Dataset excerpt
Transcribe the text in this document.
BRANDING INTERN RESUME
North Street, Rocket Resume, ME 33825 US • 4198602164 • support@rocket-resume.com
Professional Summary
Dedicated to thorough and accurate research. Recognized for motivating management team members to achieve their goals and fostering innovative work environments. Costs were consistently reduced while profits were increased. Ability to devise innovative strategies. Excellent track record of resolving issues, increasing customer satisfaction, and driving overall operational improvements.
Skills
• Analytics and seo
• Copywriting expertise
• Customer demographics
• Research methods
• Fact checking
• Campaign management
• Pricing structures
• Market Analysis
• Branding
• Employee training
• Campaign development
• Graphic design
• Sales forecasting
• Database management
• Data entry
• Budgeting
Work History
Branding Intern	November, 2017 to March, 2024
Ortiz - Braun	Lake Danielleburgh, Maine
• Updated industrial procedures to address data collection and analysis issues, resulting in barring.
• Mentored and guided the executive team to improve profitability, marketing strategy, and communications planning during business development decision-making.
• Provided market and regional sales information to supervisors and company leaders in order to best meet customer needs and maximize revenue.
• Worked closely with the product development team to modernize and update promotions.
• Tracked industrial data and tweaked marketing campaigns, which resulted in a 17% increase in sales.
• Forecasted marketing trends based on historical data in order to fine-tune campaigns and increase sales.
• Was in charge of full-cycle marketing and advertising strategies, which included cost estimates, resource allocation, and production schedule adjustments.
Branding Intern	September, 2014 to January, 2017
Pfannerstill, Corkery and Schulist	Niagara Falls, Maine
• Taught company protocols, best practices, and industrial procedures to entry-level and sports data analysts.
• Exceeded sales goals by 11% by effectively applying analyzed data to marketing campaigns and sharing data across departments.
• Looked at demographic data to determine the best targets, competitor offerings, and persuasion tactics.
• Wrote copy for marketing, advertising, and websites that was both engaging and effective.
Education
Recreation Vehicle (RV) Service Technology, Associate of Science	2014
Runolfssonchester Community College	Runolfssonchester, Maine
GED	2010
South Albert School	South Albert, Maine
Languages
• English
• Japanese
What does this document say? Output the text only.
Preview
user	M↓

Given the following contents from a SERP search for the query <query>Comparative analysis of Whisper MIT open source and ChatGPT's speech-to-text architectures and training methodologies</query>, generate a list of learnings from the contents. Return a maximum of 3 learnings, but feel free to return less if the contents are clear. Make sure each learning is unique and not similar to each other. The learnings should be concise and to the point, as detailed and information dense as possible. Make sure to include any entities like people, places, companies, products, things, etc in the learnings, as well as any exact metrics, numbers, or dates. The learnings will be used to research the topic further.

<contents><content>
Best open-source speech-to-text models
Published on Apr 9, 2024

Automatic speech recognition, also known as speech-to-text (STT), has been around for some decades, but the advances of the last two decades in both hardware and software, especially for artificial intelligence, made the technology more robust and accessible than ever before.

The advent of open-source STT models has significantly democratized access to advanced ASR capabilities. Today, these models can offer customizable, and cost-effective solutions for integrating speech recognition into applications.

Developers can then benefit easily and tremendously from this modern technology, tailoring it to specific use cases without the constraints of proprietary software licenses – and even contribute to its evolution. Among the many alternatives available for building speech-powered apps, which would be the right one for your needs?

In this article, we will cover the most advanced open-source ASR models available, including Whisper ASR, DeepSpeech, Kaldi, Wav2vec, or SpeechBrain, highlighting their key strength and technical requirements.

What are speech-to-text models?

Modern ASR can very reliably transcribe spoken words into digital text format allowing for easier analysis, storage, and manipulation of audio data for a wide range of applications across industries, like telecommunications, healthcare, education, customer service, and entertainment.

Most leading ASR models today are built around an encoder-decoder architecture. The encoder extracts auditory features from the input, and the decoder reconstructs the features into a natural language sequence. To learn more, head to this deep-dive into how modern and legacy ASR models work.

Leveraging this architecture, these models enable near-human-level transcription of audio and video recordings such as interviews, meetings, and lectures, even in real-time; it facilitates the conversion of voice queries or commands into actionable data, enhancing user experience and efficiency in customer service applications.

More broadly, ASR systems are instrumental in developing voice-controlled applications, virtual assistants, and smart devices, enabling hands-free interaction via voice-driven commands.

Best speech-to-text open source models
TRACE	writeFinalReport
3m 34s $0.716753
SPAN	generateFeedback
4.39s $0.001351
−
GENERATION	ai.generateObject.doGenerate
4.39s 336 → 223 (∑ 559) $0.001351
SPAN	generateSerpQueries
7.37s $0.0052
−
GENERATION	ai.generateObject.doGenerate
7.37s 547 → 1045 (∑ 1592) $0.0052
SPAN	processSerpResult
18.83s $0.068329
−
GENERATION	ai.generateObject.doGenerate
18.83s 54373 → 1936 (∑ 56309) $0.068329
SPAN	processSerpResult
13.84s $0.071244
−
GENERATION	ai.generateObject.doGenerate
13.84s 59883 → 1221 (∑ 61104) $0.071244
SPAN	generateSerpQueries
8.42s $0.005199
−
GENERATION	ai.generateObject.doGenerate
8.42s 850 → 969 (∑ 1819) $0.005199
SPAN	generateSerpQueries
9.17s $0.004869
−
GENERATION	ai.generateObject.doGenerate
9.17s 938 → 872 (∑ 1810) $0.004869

→ What is needed
Take the records above and return them exactly as written.

→ Correct response
Transcribe the text in this document.
BRANDING INTERN RESUME
North Street, Rocket Resume, ME 33825 US • 4198602164 • support@rocket-resume.com
Professional Summary
Dedicated to thorough and accurate research. Recognized for motivating management team members to achieve their goals and fostering innovative work environments. Costs were consistently reduced while profits were increased. Ability to devise innovative strategies. Excellent track record of resolving issues, increasing customer satisfaction, and driving overall operational improvements.
Skills
• Analytics and seo
• Copywriting expertise
• Customer demographics
• Research methods
• Fact checking
• Campaign management
• Pricing structures
• Market Analysis
• Branding
• Employee training
• Campaign development
• Graphic design
• Sales forecasting
• Database management
• Data entry
• Budgeting
Work History
Branding Intern	November, 2017 to March, 2024
Ortiz - Braun	Lake Danielleburgh, Maine
• Updated industrial procedures to address data collection and analysis issues, resulting in barring.
• Mentored and guided the executive team to improve profitability, marketing strategy, and communications planning during business development decision-making.
• Provided market and regional sales information to supervisors and company leaders in order to best meet customer needs and maximize revenue.
• Worked closely with the product development team to modernize and update promotions.
• Tracked industrial data and tweaked marketing campaigns, which resulted in a 17% increase in sales.
• Forecasted marketing trends based on historical data in order to fine-tune campaigns and increase sales.
• Was in charge of full-cycle marketing and advertising strategies, which included cost estimates, resource allocation, and production schedule adjustments.
Branding Intern	September, 2014 to January, 2017
Pfannerstill, Corkery and Schulist	Niagara Falls, Maine
• Taught company protocols, best practices, and industrial procedures to entry-level and sports data analysts.
• Exceeded sales goals by 11% by effectively applying analyzed data to marketing campaigns and sharing data across departments.
• Looked at demographic data to determine the best targets, competitor offerings, and persuasion tactics.
• Wrote copy for marketing, advertising, and websites that was both engaging and effective.
Education
Recreation Vehicle (RV) Service Technology, Associate of Science	2014
Runolfssonchester Community College	Runolfssonchester, Maine
GED	2010
South Albert School	South Albert, Maine
Languages
• English
• Japanese
What does this document say? Output the text only.
Preview
user	M↓

Given the following contents from a SERP search for the query <query>Comparative analysis of Whisper MIT open source and ChatGPT's speech-to-text architectures and training methodologies</query>, generate a list of learnings from the contents. Return a maximum of 3 learnings, but feel free to return less if the contents are clear. Make sure each learning is unique and not similar to each other. The learnings should be concise and to the point, as detailed and information dense as possible. Make sure to include any entities like people, places, companies, products, things, etc in the learnings, as well as any exact metrics, numbers, or dates. The learnings will be used to research the topic further.

<contents><content>
Best open-source speech-to-text models
Published on Apr 9, 2024

Automatic speech recognition, also known as speech-to-text (STT), has been around for some decades, but the advances of the last two decades in both hardware and software, especially for artificial intelligence, made the technology more robust and accessible than ever before.

The advent of open-source STT models has significantly democratized access to advanced ASR capabilities. Today, these models can offer customizable, and cost-effective solutions for integrating speech recognition into applications.

Developers can then benefit easily and tremendously from this modern technology, tailoring it to specific use cases without the constraints of proprietary software licenses – and even contribute to its evolution. Among the many alternatives available for building speech-powered apps, which would be the right one for your needs?

In this article, we will cover the most advanced open-source ASR models available, including Whisper ASR, DeepSpeech, Kaldi, Wav2vec, or SpeechBrain, highlighting their key strength and technical requirements.

What are speech-to-text models?

Modern ASR can very reliably transcribe spoken words into digital text format allowing for easier analysis, storage, and manipulation of audio data for a wide range of applications across industries, like telecommunications, healthcare, education, customer service, and entertainment.

Most leading ASR models today are built around an encoder-decoder architecture. The encoder extracts auditory features from the input, and the decoder reconstructs the features into a natural language sequence. To learn more, head to this deep-dive into how modern and legacy ASR models work.

Leveraging this architecture, these models enable near-human-level transcription of audio and video recordings such as interviews, meetings, and lectures, even in real-time; it facilitates the conversion of voice queries or commands into actionable data, enhancing user experience and efficiency in customer service applications.

More broadly, ASR systems are instrumental in developing voice-controlled applications, virtual assistants, and smart devices, enabling hands-free interaction via voice-driven commands.

Best speech-to-text open source models
TRACE	writeFinalReport
3m 34s $0.716753
SPAN	generateFeedback
4.39s $0.001351
−
GENERATION	ai.generateObject.doGenerate
4.39s 336 → 223 (∑ 559) $0.001351
SPAN	generateSerpQueries
7.37s $0.0052
−
GENERATION	ai.generateObject.doGenerate
7.37s 547 → 1045 (∑ 1592) $0.0052
SPAN	processSerpResult
18.83s $0.068329
−
GENERATION	ai.generateObject.doGenerate
18.83s 54373 → 1936 (∑ 56309) $0.068329
SPAN	processSerpResult
13.84s $0.071244
−
GENERATION	ai.generateObject.doGenerate
13.84s 59883 → 1221 (∑ 61104) $0.071244
SPAN	generateSerpQueries
8.42s $0.005199
−
GENERATION	ai.generateObject.doGenerate
8.42s 850 → 969 (∑ 1819) $0.005199
SPAN	generateSerpQueries
9.17s $0.004869
−
GENERATION	ai.generateObject.doGenerate
9.17s 938 → 872 (∑ 1810) $0.004869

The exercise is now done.